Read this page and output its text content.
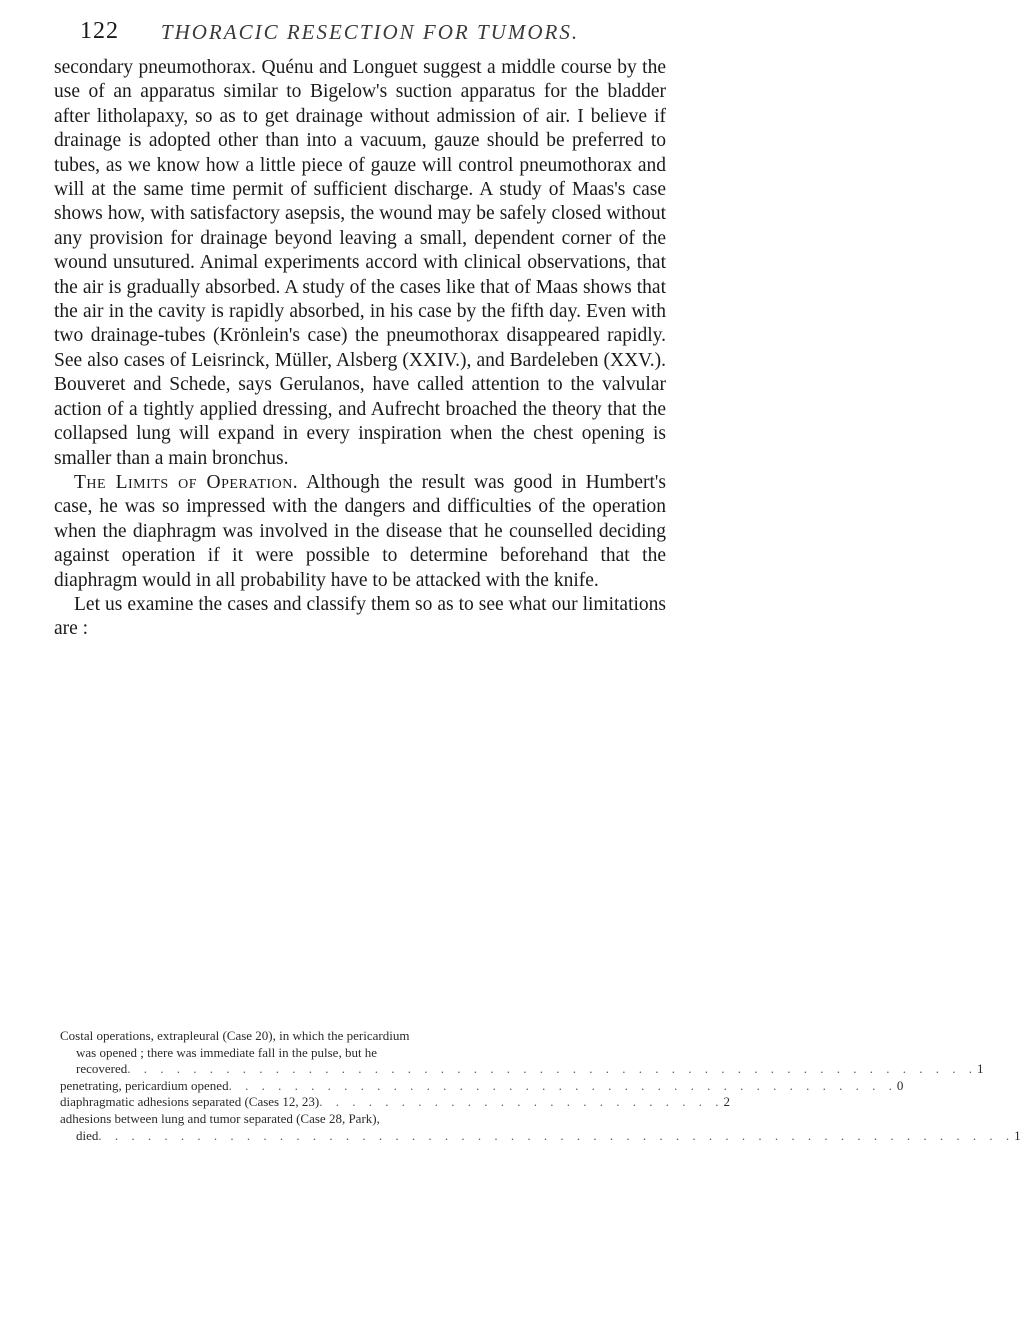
122	THORACIC RESECTION FOR TUMORS.

secondary pneumothorax. Quénu and Longuet suggest a middle course by the use of an apparatus similar to Bigelow's suction apparatus for the bladder after litholapaxy, so as to get drainage without admission of air. I believe if drainage is adopted other than into a vacuum, gauze should be preferred to tubes, as we know how a little piece of gauze will control pneumothorax and will at the same time permit of sufficient discharge. A study of Maas's case shows how, with satisfactory asepsis, the wound may be safely closed without any provision for drainage beyond leaving a small, dependent corner of the wound unsutured. Animal experiments accord with clinical observations, that the air is gradually absorbed. A study of the cases like that of Maas shows that the air in the cavity is rapidly absorbed, in his case by the fifth day. Even with two drainage-tubes (Krönlein's case) the pneumothorax disappeared rapidly. See also cases of Leisrinck, Müller, Alsberg (XXIV.), and Bardeleben (XXV.). Bouveret and Schede, says Gerulanos, have called attention to the valvular action of a tightly applied dressing, and Aufrecht broached the theory that the collapsed lung will expand in every inspiration when the chest opening is smaller than a main bronchus.

The Limits of Operation. Although the result was good in Humbert's case, he was so impressed with the dangers and difficulties of the operation when the diaphragm was involved in the disease that he counselled deciding against operation if it were possible to determine beforehand that the diaphragm would in all probability have to be attacked with the knife.

Let us examine the cases and classify them so as to see what our limitations are :

Costal operations, extrapleural (Case 20), in which the pericardium
was opened ; there was immediate fall in the pulse, but he
recovered . . . . . . . . . . . . . . . . . . . . . . . . . . . . . . . . . . . . . . . . . . . . . . . . . . . . 1
penetrating, pericardium opened . . . . . . . . . . . . . . . . . . . . . . . . . . . . . . . . . . . . . . . . . 0
diaphragmatic adhesions separated (Cases 12, 23) . . . . . . . . . . . . . . . . . . . . . . . . . 2
adhesions between lung and tumor separated (Case 28, Park),
died . . . . . . . . . . . . . . . . . . . . . . . . . . . . . . . . . . . . . . . . . . . . . . . . . . . . . . . . 1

[Task prompt]: Reproduce these records exactly, but not the pictures.

[Response area]:
Read this page and output its text content.
122	THORACIC RESECTION FOR TUMORS.

secondary pneumothorax. Quénu and Longuet suggest a middle course by the use of an apparatus similar to Bigelow's suction apparatus for the bladder after litholapaxy, so as to get drainage without admission of air. I believe if drainage is adopted other than into a vacuum, gauze should be preferred to tubes, as we know how a little piece of gauze will control pneumothorax and will at the same time permit of sufficient discharge. A study of Maas's case shows how, with satisfactory asepsis, the wound may be safely closed without any provision for drainage beyond leaving a small, dependent corner of the wound unsutured. Animal experiments accord with clinical observations, that the air is gradually absorbed. A study of the cases like that of Maas shows that the air in the cavity is rapidly absorbed, in his case by the fifth day. Even with two drainage-tubes (Krönlein's case) the pneumothorax disappeared rapidly. See also cases of Leisrinck, Müller, Alsberg (XXIV.), and Bardeleben (XXV.). Bouveret and Schede, says Gerulanos, have called attention to the valvular action of a tightly applied dressing, and Aufrecht broached the theory that the collapsed lung will expand in every inspiration when the chest opening is smaller than a main bronchus.

The Limits of Operation. Although the result was good in Humbert's case, he was so impressed with the dangers and difficulties of the operation when the diaphragm was involved in the disease that he counselled deciding against operation if it were possible to determine beforehand that the diaphragm would in all probability have to be attacked with the knife.

Let us examine the cases and classify them so as to see what our limitations are :

Costal operations, extrapleural (Case 20), in which the pericardium
was opened ; there was immediate fall in the pulse, but he
recovered . . . . . . . . . . . . . . . . . . . . . . . . . . . . . . . . . . . . . . . . . . . . . . . . . . . . 1
penetrating, pericardium opened . . . . . . . . . . . . . . . . . . . . . . . . . . . . . . . . . . . . . . . . . 0
diaphragmatic adhesions separated (Cases 12, 23) . . . . . . . . . . . . . . . . . . . . . . . . . 2
adhesions between lung and tumor separated (Case 28, Park),
died . . . . . . . . . . . . . . . . . . . . . . . . . . . . . . . . . . . . . . . . . . . . . . . . . . . . . . . . 1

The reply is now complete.